(Structured figure records)
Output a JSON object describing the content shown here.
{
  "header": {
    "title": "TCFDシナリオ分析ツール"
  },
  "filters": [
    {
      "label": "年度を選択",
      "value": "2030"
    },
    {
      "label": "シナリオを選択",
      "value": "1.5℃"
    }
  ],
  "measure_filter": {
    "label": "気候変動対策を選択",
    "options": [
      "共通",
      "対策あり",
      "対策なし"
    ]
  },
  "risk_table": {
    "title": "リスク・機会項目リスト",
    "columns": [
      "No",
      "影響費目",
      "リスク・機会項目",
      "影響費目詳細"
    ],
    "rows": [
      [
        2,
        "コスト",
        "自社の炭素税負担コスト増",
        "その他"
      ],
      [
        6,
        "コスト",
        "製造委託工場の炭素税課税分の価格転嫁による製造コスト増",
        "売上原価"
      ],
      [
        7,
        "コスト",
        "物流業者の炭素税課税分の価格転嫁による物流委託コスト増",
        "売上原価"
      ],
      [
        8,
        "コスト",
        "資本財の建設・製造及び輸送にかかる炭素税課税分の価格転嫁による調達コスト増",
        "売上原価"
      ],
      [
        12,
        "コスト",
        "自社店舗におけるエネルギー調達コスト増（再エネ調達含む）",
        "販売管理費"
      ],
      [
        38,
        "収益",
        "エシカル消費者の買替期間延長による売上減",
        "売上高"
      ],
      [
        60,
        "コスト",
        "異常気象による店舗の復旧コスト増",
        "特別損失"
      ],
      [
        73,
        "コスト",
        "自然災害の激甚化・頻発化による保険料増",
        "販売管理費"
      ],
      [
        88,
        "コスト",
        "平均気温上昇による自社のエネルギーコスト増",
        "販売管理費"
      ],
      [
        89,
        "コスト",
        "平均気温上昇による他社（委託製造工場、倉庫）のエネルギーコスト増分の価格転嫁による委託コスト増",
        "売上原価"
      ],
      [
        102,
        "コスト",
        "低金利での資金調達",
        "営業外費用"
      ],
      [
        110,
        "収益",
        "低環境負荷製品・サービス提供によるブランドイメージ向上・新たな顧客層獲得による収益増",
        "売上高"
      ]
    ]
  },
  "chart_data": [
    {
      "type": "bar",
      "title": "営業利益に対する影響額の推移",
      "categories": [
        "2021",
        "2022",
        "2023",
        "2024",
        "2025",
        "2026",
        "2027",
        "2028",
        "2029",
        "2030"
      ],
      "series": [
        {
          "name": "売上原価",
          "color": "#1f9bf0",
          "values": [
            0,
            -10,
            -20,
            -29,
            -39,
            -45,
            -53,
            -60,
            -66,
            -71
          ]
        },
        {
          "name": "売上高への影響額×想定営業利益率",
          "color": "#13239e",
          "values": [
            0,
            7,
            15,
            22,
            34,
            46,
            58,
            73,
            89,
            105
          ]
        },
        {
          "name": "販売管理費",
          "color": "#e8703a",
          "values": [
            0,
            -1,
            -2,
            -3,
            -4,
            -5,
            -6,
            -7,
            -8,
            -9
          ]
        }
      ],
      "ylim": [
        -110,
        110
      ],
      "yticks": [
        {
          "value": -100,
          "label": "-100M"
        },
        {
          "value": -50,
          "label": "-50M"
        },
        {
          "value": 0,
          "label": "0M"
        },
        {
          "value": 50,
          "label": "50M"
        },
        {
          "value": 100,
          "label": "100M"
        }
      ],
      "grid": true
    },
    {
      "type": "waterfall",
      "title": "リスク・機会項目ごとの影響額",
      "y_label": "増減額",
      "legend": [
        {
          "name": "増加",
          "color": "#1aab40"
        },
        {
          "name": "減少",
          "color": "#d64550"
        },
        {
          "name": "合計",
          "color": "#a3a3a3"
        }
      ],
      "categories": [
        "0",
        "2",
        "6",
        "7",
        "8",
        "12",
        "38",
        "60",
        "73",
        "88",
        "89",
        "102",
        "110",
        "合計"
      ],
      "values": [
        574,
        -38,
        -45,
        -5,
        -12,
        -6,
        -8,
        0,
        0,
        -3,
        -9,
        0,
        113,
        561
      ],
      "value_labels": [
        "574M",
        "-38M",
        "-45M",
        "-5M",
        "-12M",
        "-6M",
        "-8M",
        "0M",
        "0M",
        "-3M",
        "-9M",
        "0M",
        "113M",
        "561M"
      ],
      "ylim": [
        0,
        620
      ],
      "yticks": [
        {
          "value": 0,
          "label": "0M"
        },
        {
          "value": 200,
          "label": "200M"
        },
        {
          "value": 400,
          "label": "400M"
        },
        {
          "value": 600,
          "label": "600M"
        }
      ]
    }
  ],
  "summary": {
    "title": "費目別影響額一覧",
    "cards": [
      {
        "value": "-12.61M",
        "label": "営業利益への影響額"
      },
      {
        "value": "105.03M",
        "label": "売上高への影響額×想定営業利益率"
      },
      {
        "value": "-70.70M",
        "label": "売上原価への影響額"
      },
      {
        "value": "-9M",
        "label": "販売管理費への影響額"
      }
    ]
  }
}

Directions> Pull every line containing "売上高への影響額" out of the records.

The solution>
          "name": "売上高への影響額×想定営業利益率",
        "label": "売上高への影響額×想定営業利益率"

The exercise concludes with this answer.